■ Consigne A:
Répondez aux questions suivantes à partir du texte sur les espèces du site du projet.
(i) Quel statut sur la liste rouge le texte donne-t-il au Serin cini ?
(ii) Par quels textes l'Oedicnème criard est-il protégé ?
(iii) Qu'a décidé RSNE au sujet du projet ?
■ Consigne B:
Relevez tel quel le passage du texte sur les espèces du site du projet qui commence aux mots « De plus le site » et s'arrête après les mots « décidé de l’attaquer. ».
■ Consigne C:
Prolongez le texte sur les espèces du site du projet à la suite de sa dernière phrase.

■ Passage extrait:
# # # #
C’est ainsi qu’une richesse faunistique et floristique a pu être mise à jour.
En effet, des dizaines d’espèces menacées et protégées ont depuis été inventoriées sur le site, parmi lesquelles on peut citer :
- L’Alouette des champs « Vulnérable » sur la liste rouge
- Le Serin cini « En danger » sur la liste rouge
- Hypolaïs polyglotte « Quasi menacée » sur la liste rouge
- Bruant zizi « Assez rare »
- Linotte mélodieuse « Vulnérable » sur la liste rouge
- Le lézard des murailles « Protection nationale et inscrit à l'annexe IV de la Directive habitat. »
- L’Oedipode turquoise « Protégée »
De plus le site du projet présente des potentialités d’habitats pour des espèces gravement menacées comme :
- L’Oedicnème criard (protégée par la Directive oiseaux de l’UE et par les conventions de Bonn et de Berne) et nichant à proximité, voire même sur le site,
- Le Conocépéhale gracieux
- Le Grillon d'Italie
Face à de tels enjeux écologiques et devant l’opportunité bien contestable du projet, RSNE a donc décidé de l’attaquer.
# # # #
■ Données sources:
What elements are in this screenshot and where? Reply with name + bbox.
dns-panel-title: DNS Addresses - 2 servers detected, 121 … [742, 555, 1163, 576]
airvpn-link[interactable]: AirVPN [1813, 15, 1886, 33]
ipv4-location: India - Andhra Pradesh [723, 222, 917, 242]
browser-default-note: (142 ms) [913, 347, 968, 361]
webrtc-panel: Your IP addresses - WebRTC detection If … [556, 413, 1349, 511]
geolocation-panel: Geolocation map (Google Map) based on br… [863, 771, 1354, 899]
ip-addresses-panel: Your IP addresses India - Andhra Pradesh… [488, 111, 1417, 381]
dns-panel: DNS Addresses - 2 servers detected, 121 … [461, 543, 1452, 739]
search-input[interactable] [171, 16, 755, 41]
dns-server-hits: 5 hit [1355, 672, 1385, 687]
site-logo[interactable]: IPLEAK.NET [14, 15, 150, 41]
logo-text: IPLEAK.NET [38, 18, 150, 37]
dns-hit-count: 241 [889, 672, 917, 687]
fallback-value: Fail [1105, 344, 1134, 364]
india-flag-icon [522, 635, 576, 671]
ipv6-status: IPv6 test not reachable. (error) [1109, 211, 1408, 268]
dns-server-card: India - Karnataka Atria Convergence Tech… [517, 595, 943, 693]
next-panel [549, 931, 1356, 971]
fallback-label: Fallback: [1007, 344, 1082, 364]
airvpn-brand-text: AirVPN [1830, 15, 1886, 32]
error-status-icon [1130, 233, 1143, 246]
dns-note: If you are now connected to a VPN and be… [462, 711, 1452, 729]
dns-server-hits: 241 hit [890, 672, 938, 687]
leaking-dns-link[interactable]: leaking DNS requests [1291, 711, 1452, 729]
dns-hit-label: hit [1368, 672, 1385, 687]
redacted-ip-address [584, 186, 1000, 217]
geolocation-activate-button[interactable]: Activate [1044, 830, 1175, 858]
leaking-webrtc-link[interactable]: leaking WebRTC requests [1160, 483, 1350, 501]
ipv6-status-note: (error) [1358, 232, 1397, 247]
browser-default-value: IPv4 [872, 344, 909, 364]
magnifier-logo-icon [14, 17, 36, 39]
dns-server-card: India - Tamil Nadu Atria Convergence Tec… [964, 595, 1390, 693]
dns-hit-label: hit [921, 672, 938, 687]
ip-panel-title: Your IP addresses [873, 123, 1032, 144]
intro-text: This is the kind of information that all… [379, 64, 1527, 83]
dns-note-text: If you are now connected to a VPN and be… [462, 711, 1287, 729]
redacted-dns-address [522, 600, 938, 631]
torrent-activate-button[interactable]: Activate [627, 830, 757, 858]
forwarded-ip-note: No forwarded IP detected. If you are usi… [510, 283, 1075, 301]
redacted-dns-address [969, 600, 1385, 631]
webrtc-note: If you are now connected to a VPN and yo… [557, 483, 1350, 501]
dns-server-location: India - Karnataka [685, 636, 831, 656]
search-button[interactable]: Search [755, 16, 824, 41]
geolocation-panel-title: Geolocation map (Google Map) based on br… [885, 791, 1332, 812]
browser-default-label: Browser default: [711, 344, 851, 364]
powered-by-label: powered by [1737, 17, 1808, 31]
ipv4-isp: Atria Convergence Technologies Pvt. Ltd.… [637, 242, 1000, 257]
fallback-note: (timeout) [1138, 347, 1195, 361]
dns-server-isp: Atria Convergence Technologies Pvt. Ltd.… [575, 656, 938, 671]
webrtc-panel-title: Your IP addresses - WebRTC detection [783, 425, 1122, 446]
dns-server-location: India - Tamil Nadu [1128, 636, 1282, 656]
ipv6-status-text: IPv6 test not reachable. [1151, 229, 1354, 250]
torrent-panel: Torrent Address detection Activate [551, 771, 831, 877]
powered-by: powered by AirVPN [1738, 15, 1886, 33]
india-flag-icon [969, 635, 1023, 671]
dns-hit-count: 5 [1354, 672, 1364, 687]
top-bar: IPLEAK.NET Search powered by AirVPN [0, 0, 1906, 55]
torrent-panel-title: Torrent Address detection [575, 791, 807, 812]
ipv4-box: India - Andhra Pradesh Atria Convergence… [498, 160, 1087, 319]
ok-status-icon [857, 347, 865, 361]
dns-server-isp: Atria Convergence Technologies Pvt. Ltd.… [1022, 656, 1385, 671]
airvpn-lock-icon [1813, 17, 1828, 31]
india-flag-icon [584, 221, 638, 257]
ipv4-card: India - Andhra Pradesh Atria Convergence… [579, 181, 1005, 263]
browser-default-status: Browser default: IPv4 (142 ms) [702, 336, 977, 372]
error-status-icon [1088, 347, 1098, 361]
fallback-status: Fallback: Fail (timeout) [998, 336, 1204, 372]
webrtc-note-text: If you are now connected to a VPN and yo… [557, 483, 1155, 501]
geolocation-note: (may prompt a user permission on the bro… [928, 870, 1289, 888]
# # # #
■ Résultat A:
(i) « En danger »
(ii) Par la Directive oiseaux de l'UE et par les conventions de Bonn et de Berne
(iii) De l'attaquer

■ Résultat B:
De plus le site du projet présente des potentialités d’habitats pour des espèces gravement menacées comme :
- L’Oedicnème criard (protégée par la Directive oiseaux de l’UE et par les conventions de Bonn et de Berne) et nichant à proximité, voire même sur le site,
- Le Conocépéhale gracieux
- Le Grillon d'Italie
Face à de tels enjeux écologiques et devant l’opportunité bien contestable du projet, RSNE a donc décidé de l’attaquer.

■ Résultat C:
Si les enjeux environnementaux suffisent à eux seuls pour justifier la démarche de l’association, il convient de s’interroger sur l’opportunité du site retenu.
Celui-ci est prévu sur des sols pollués aux métaux lourds, à 65 mètres d’une usine de méthanisation de déchets, à 150 mètres d’une incinérateur de déchets et pour couronner le tout, sous des lignes très hautes tensions de 64 000 volts.
On peut dire sans exagérer, que celui qui a décidé d’installer cette aire de grand passage pour les gens du voyage à cet endroit, n’avait que peu de considération pour la condition humaine… Et manifestement pas plus pour l’Environnement !
Ce projet est malheureusement l’exemple parfait de ce qu’il se passe sur notre territoire depuis trop d’années : Des projets inadaptés sont imposés aux populations, les enjeux environnementaux sont sous-évalués, l’État ferme les yeux sur toutes ces insuffisances…
RSNE n’est pas la seule association à s’opposer à une telle méthodologie, c’est ainsi que Bien Vivre à Vernouillet, Non au Pont d’Achères, ADIV Environnement, Triel Environnement, Bien Vivre à l’Hautil et le C.O.P.R.A 184, ont décidées de s’associer au recours gracieux adressé au préfet le 25 juin.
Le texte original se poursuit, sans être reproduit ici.